Objective ▸ In the records below, find the line containing "What text is on this page?", then extract that line and all subsequent lines exactly, leaving out everything else.

━━ Data supplied ━━

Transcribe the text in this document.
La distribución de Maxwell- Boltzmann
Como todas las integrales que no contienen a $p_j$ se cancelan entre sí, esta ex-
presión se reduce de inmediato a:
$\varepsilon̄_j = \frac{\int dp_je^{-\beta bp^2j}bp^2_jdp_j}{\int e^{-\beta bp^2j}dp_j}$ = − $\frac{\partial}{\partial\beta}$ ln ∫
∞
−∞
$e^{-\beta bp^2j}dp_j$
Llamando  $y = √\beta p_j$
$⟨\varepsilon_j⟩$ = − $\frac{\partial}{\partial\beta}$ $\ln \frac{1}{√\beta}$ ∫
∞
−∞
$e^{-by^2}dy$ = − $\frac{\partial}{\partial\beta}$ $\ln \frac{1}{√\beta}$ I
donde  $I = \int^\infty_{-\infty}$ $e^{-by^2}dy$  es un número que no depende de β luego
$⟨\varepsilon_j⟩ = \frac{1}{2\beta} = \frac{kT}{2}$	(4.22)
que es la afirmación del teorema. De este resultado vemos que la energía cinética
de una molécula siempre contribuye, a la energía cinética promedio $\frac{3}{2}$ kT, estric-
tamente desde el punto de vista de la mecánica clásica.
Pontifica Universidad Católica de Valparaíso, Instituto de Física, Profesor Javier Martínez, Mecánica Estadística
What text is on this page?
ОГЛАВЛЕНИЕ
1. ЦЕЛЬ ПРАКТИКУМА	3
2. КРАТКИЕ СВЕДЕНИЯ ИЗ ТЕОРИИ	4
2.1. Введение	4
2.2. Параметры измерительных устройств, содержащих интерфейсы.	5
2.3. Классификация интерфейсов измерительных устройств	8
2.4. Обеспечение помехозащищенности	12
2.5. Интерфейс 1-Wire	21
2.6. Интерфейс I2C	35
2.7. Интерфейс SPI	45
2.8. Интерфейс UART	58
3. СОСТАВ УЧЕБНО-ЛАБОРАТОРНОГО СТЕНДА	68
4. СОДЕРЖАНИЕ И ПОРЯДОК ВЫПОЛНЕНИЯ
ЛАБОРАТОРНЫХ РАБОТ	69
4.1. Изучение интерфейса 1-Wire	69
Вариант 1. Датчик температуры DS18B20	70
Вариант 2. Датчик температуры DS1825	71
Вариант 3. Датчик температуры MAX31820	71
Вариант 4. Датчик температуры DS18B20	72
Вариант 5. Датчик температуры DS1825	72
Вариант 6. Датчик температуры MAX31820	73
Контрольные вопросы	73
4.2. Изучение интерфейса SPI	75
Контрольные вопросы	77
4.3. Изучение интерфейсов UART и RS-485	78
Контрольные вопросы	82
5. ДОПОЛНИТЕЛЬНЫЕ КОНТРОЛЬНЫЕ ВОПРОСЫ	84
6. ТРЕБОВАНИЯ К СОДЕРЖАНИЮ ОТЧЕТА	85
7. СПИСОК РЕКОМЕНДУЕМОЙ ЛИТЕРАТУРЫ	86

━━━

Response to this task ▸
What text is on this page?
ОГЛАВЛЕНИЕ
1. ЦЕЛЬ ПРАКТИКУМА	3
2. КРАТКИЕ СВЕДЕНИЯ ИЗ ТЕОРИИ	4
2.1. Введение	4
2.2. Параметры измерительных устройств, содержащих интерфейсы.	5
2.3. Классификация интерфейсов измерительных устройств	8
2.4. Обеспечение помехозащищенности	12
2.5. Интерфейс 1-Wire	21
2.6. Интерфейс I2C	35
2.7. Интерфейс SPI	45
2.8. Интерфейс UART	58
3. СОСТАВ УЧЕБНО-ЛАБОРАТОРНОГО СТЕНДА	68
4. СОДЕРЖАНИЕ И ПОРЯДОК ВЫПОЛНЕНИЯ
ЛАБОРАТОРНЫХ РАБОТ	69
4.1. Изучение интерфейса 1-Wire	69
Вариант 1. Датчик температуры DS18B20	70
Вариант 2. Датчик температуры DS1825	71
Вариант 3. Датчик температуры MAX31820	71
Вариант 4. Датчик температуры DS18B20	72
Вариант 5. Датчик температуры DS1825	72
Вариант 6. Датчик температуры MAX31820	73
Контрольные вопросы	73
4.2. Изучение интерфейса SPI	75
Контрольные вопросы	77
4.3. Изучение интерфейсов UART и RS-485	78
Контрольные вопросы	82
5. ДОПОЛНИТЕЛЬНЫЕ КОНТРОЛЬНЫЕ ВОПРОСЫ	84
6. ТРЕБОВАНИЯ К СОДЕРЖАНИЮ ОТЧЕТА	85
7. СПИСОК РЕКОМЕНДУЕМОЙ ЛИТЕРАТУРЫ	86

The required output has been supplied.